** TASK DETAILS **
Locate the string "current" throughout the material and copy every line in which it occurs.

--

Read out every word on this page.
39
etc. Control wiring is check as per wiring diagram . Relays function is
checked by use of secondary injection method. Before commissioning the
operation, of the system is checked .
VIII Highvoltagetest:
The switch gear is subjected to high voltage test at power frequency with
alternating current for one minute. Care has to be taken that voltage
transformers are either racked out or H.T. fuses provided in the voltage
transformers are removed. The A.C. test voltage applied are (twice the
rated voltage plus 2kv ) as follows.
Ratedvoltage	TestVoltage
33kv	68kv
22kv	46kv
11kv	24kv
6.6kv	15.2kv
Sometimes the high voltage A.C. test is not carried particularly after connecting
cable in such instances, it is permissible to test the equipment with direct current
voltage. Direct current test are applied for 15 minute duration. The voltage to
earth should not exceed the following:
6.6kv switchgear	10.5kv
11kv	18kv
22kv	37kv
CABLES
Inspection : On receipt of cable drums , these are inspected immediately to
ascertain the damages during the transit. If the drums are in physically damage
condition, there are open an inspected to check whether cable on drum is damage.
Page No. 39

--

** SOLUTION TO THE PROBLEM **
alternating current for one minute. Care has to be taken that voltage
cable in such instances, it is permissible to test the equipment with direct current
voltage. Direct current test are applied for 15 minute duration. The voltage to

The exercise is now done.